--- start of MATERIAL PROVIDED ---

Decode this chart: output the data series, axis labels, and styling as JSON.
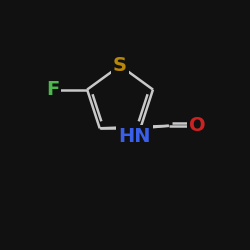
{
  "background_color": "#111111",
  "line_color": "#c8c8c8",
  "line_width": 1.8,
  "atoms": {
    "S": {
      "label": "S",
      "color": "#b8860b",
      "fontsize": 14
    },
    "F": {
      "label": "F",
      "color": "#4db84d",
      "fontsize": 14
    },
    "HN": {
      "label": "HN",
      "color": "#3a5fe8",
      "fontsize": 14
    },
    "O": {
      "label": "O",
      "color": "#cc2222",
      "fontsize": 14
    }
  }
}
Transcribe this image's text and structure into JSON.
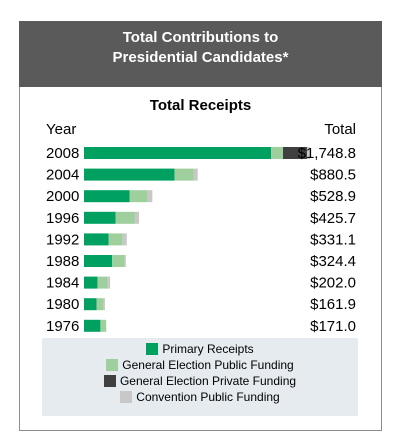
{
  "header": {
    "line1": "Total Contributions to",
    "line2": "Presidential Candidates*"
  },
  "chart_data": {
    "type": "bar",
    "orientation": "horizontal",
    "stacked": true,
    "title": "Total Receipts",
    "column_left": "Year",
    "column_right": "Total",
    "categories": [
      "2008",
      "2004",
      "2000",
      "1996",
      "1992",
      "1988",
      "1984",
      "1980",
      "1976"
    ],
    "totals_labels": [
      "$1,748.8",
      "$880.5",
      "$528.9",
      "$425.7",
      "$331.1",
      "$324.4",
      "$202.0",
      "$161.9",
      "$171.0"
    ],
    "series": [
      {
        "name": "Primary Receipts",
        "color": "#00a060",
        "values": [
          1448,
          700,
          352,
          244,
          190,
          218,
          104,
          98,
          127
        ]
      },
      {
        "name": "General Election Public Funding",
        "color": "#9ecf9c",
        "values": [
          92,
          150,
          140,
          150,
          110,
          96,
          80,
          55,
          45
        ]
      },
      {
        "name": "General Election Private Funding",
        "color": "#404040",
        "values": [
          186,
          0,
          0,
          0,
          0,
          0,
          0,
          0,
          0
        ]
      },
      {
        "name": "Convention Public Funding",
        "color": "#c8c8c8",
        "values": [
          22,
          30,
          37,
          32,
          31,
          10,
          18,
          9,
          0
        ]
      }
    ],
    "xlim": [
      0,
      1950
    ],
    "legend": "bottom"
  }
}
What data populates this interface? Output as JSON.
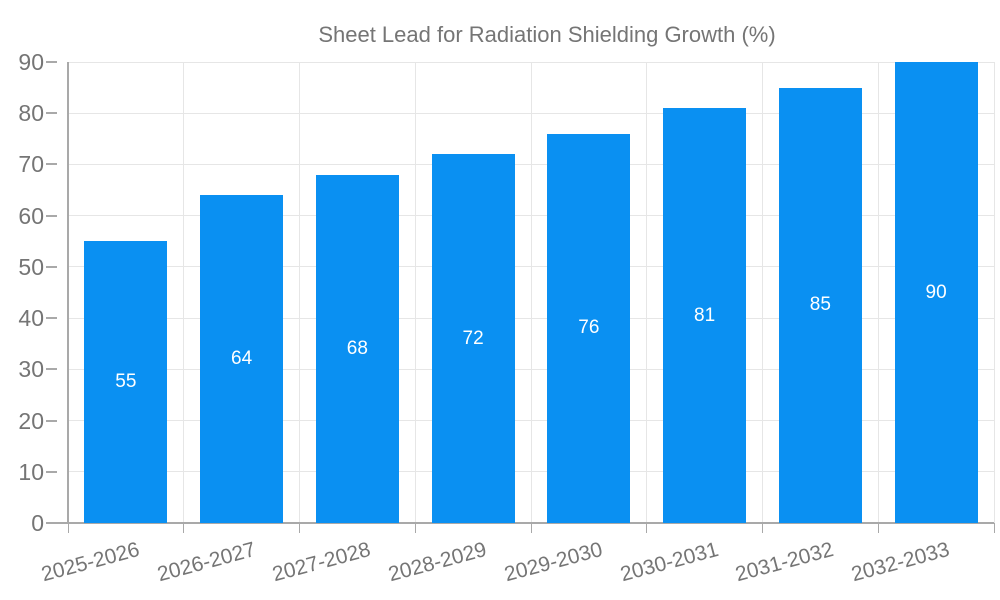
{
  "chart_data": {
    "type": "bar",
    "title": "Sheet Lead for Radiation Shielding Growth (%)",
    "series": [
      {
        "name": "Sheet Lead for Radiation Shielding Growth (%)",
        "values": [
          55,
          64,
          68,
          72,
          76,
          81,
          85,
          90
        ]
      }
    ],
    "categories": [
      "2025-2026",
      "2026-2027",
      "2027-2028",
      "2028-2029",
      "2029-2030",
      "2030-2031",
      "2031-2032",
      "2032-2033"
    ],
    "value_labels": [
      "55",
      "64",
      "68",
      "72",
      "76",
      "81",
      "85",
      "90"
    ],
    "y_tick_labels": [
      "0",
      "10",
      "20",
      "30",
      "40",
      "50",
      "60",
      "70",
      "80",
      "90"
    ],
    "xlabel": "",
    "ylabel": "",
    "ylim": [
      0,
      90
    ],
    "ytick_step": 10,
    "grid": true,
    "legend_position": "top",
    "x_label_rotation_deg": -15,
    "colors": {
      "bar": "#0a90f2",
      "value_label": "#ffffff",
      "axis_text": "#757575",
      "gridline": "#e6e6e6",
      "axis_line": "#a9a9a9"
    }
  },
  "legend": {
    "label": "Sheet Lead for Radiation Shielding Growth (%)"
  }
}
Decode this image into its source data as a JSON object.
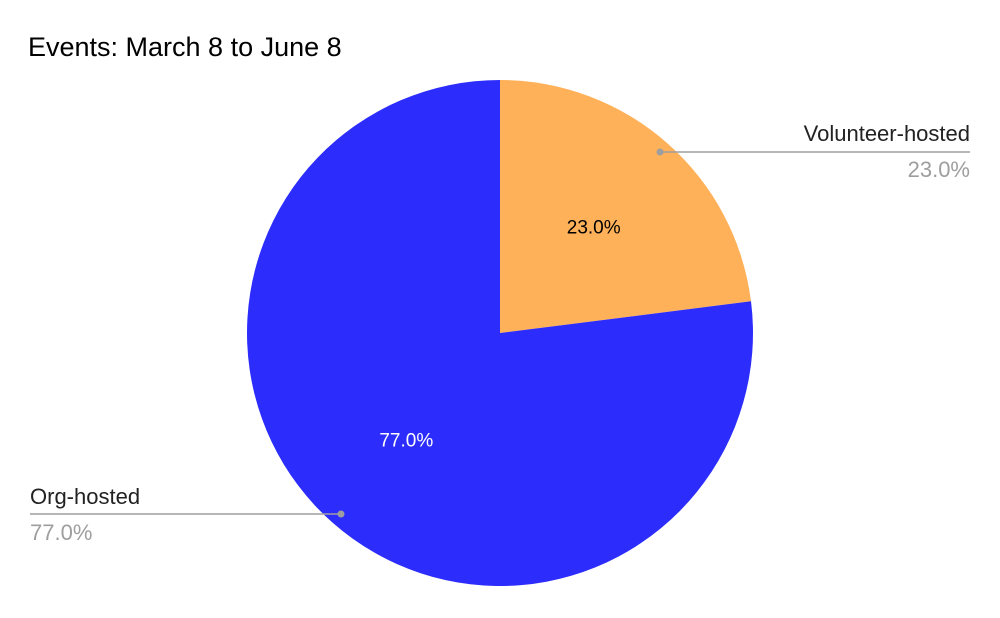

--- end of MATERIAL PROVIDED ---

- GOAL
Copy, from the material, each line that holds the string "Sheet".

- EXERCISE OUTPUT
    "title": "Sheet Lead for Radiation Shielding Growth (%)",
        "name": "Sheet Lead for Radiation Shielding Growth (%)",
    "label": "Sheet Lead for Radiation Shielding Growth (%)"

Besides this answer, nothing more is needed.